> _Task prompt_
How many of the lines that follow contain the word "Mean"? Give only the number.

> _Saved data entries_
++++++++

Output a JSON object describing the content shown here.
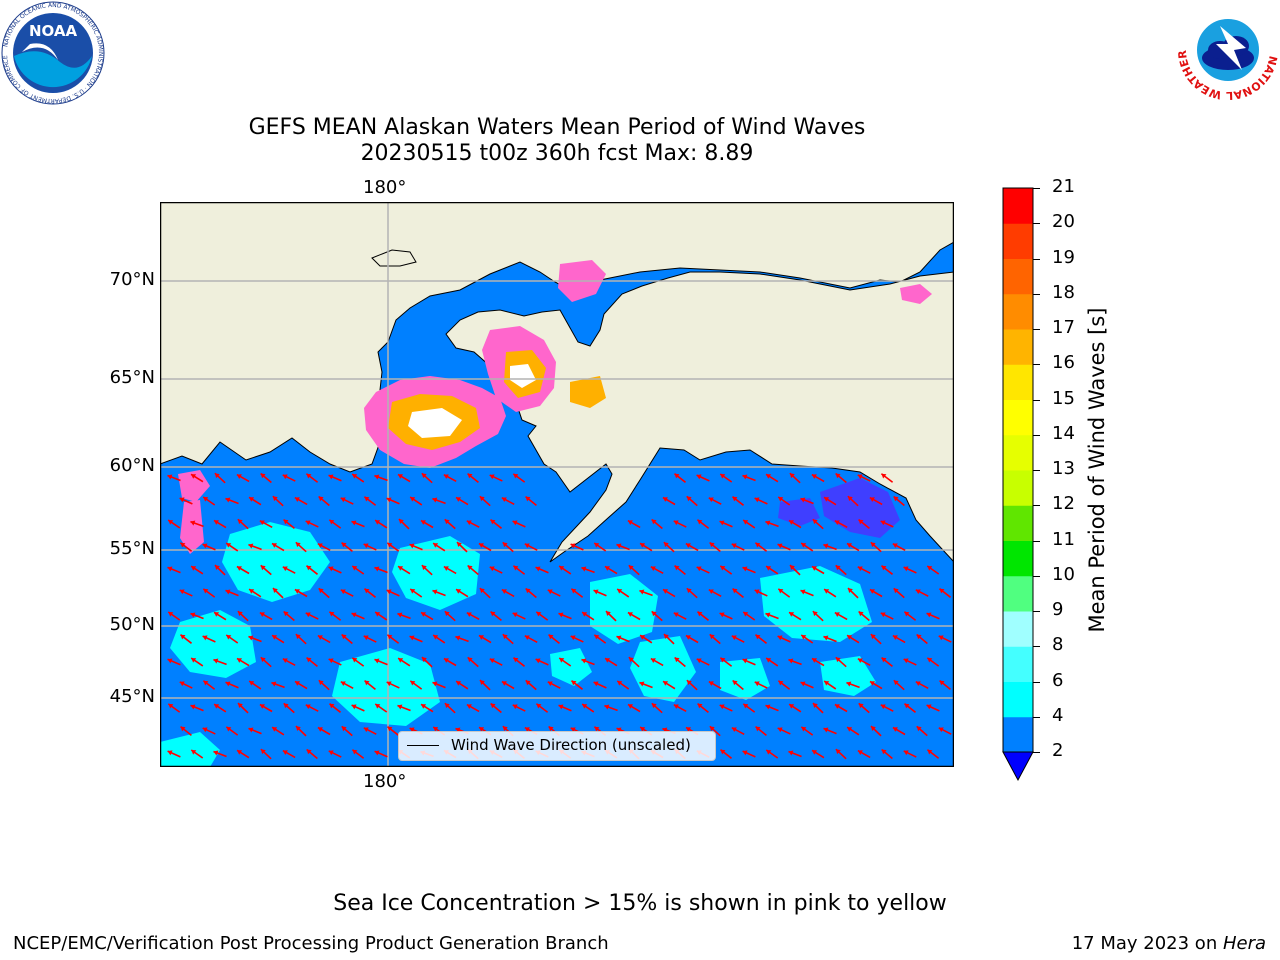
{
  "title": {
    "line1": "GEFS MEAN Alaskan Waters Mean Period of Wind Waves",
    "line2": "20230515 t00z 360h fcst   Max: 8.89"
  },
  "logos": {
    "noaa_text": "NOAA",
    "noaa_ring": "NATIONAL OCEANIC AND ATMOSPHERIC ADMINISTRATION · U.S. DEPARTMENT OF COMMERCE",
    "nws_ring": "NATIONAL WEATHER SERVICE"
  },
  "map": {
    "lon_label_top": "180°",
    "lon_label_bottom": "180°",
    "lat_labels": [
      "70°N",
      "65°N",
      "60°N",
      "55°N",
      "50°N",
      "45°N"
    ],
    "legend_label": "Wind Wave Direction (unscaled)",
    "colors": {
      "land": "#efefdc",
      "ocean_2_4": "#0080ff",
      "ocean_4_6": "#00ffff",
      "ice_edge": "#ff66cc",
      "ice_warm": "#ffb000",
      "ice_low": "#3f3fff",
      "arrow": "#ff0000",
      "grid": "#b4b4b4"
    }
  },
  "colorbar": {
    "label": "Mean Period of Wind Waves [s]",
    "ticks": [
      "21",
      "20",
      "19",
      "18",
      "17",
      "16",
      "15",
      "14",
      "13",
      "12",
      "11",
      "10",
      "9",
      "8",
      "6",
      "4",
      "2"
    ],
    "colors": [
      "#0080ff",
      "#00ffff",
      "#44ffff",
      "#a0ffff",
      "#50ff80",
      "#00e600",
      "#60e600",
      "#c8ff00",
      "#e6ff00",
      "#ffff00",
      "#ffe600",
      "#ffb400",
      "#ff8c00",
      "#ff6400",
      "#ff3c00",
      "#ff0000"
    ],
    "under_color": "#0000ff"
  },
  "note": "Sea Ice Concentration > 15% is shown in pink to yellow",
  "footer": {
    "left": "NCEP/EMC/Verification Post Processing Product Generation Branch",
    "right_date": "17 May 2023 on ",
    "right_host": "Hera"
  }
}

++++++++

> _Answer for the task_
2